Each line in the entries below that holds the string "unreacted" is to be listed.

──────

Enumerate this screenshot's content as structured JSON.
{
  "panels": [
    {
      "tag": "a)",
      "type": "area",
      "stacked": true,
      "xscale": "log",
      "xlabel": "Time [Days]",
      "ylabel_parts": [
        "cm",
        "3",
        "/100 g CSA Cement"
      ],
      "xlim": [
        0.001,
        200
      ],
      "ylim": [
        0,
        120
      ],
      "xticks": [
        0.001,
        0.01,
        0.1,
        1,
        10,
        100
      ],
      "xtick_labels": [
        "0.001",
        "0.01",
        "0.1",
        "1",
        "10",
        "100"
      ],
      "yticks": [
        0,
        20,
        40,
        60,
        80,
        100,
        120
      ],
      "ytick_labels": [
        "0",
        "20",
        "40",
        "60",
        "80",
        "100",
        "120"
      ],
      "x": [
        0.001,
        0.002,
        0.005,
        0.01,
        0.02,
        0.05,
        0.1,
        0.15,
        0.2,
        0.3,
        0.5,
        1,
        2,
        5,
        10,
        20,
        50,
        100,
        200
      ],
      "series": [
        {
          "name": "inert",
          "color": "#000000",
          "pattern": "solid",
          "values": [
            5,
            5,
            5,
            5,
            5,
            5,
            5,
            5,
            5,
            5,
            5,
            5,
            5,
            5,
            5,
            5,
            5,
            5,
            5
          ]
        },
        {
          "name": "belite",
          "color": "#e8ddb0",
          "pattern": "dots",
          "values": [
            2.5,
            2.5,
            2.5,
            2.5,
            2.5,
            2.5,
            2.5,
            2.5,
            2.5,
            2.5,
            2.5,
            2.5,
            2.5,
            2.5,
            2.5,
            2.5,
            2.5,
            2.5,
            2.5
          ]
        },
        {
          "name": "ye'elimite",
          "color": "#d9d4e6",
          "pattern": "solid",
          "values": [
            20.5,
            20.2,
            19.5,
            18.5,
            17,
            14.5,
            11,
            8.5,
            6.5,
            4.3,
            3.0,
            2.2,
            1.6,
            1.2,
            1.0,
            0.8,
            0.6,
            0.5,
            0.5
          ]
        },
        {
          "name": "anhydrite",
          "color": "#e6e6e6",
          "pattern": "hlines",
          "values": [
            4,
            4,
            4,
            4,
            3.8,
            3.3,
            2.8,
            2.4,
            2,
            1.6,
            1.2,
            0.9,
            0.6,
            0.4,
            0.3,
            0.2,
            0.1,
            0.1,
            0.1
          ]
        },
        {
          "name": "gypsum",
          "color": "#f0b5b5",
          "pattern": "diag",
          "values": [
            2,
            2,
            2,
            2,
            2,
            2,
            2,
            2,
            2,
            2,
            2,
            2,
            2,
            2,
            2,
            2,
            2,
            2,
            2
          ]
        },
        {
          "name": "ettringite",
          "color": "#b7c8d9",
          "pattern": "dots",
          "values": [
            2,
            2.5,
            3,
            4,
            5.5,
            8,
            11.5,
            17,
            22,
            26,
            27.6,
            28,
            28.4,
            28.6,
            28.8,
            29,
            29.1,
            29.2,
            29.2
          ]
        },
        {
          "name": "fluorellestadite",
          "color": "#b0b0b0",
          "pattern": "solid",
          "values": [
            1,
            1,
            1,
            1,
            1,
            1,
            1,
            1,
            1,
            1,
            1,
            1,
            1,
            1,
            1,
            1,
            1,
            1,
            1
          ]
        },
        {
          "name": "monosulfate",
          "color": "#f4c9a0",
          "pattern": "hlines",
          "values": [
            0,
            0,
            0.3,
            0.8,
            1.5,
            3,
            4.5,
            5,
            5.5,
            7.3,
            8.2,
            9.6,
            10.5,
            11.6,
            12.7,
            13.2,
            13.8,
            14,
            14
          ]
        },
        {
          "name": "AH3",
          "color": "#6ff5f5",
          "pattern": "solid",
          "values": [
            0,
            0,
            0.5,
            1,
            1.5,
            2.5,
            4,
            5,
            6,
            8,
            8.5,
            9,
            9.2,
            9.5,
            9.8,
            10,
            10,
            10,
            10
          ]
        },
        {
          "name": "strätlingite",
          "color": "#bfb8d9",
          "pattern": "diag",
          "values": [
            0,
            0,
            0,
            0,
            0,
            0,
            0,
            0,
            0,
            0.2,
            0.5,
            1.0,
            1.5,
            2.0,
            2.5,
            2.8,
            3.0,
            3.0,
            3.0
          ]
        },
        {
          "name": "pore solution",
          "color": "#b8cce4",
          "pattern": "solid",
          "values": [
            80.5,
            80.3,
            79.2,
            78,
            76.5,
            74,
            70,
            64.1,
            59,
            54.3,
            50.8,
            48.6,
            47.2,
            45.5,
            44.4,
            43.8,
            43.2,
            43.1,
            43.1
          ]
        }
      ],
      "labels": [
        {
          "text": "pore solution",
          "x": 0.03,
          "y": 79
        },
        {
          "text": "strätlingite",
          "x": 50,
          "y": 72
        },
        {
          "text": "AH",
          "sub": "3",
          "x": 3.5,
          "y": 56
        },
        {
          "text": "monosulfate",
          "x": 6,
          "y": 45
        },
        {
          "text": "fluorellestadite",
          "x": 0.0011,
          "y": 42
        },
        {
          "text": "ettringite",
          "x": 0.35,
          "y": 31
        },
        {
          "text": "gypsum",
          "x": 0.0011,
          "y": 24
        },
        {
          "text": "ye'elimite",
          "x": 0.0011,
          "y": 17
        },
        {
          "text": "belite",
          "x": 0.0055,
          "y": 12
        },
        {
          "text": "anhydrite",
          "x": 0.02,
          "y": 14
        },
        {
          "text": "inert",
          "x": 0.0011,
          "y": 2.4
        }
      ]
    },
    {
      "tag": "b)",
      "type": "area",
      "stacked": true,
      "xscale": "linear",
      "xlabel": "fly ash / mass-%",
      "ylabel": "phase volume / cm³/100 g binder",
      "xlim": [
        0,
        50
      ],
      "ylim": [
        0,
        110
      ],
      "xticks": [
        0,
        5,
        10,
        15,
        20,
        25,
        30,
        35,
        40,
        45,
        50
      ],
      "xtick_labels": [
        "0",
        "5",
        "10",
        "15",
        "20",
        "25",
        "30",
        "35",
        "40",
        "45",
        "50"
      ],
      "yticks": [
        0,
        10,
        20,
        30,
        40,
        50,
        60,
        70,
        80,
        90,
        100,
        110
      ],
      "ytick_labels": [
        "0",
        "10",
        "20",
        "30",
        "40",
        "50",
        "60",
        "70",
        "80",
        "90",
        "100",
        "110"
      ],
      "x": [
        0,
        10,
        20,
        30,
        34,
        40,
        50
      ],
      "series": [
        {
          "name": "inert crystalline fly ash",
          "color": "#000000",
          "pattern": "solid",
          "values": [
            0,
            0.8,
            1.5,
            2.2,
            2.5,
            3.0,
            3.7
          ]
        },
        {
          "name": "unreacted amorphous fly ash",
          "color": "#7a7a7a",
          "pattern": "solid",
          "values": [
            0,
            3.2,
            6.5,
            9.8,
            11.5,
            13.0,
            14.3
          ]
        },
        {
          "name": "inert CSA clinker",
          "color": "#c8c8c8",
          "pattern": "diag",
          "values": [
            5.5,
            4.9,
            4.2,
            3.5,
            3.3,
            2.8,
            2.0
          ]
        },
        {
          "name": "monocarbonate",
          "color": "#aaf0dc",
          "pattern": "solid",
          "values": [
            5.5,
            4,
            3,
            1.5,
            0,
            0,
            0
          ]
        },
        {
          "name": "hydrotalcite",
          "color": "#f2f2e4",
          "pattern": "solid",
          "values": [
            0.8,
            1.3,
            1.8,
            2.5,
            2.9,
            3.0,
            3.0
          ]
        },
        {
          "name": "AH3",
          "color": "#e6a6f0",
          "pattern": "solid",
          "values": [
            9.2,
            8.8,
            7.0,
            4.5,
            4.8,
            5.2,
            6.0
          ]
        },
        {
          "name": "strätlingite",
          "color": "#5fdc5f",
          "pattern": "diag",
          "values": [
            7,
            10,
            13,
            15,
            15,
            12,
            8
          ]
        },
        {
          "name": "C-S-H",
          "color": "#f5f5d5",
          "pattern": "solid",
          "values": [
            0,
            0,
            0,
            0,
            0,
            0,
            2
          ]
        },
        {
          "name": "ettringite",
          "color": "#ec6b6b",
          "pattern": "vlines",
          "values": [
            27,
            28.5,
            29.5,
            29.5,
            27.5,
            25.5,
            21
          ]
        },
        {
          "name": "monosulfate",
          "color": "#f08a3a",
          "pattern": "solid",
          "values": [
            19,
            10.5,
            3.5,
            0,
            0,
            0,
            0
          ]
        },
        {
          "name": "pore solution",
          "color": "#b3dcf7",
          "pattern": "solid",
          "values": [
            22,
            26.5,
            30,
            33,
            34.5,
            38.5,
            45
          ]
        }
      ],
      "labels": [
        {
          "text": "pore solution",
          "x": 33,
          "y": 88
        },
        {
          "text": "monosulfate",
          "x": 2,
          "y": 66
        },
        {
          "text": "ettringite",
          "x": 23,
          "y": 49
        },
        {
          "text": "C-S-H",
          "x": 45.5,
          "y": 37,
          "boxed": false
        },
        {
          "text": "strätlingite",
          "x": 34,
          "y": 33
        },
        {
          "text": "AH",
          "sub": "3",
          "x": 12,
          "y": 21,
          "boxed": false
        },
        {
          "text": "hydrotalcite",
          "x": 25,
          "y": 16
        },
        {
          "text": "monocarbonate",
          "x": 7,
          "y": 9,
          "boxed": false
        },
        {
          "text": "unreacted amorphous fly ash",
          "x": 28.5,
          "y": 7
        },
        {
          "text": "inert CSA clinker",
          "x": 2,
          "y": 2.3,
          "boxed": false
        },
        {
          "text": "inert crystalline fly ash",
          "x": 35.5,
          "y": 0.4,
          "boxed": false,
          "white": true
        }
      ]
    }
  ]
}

──────

Response for this exercise:
          "name": "unreacted amorphous fly ash",
          "text": "unreacted amorphous fly ash",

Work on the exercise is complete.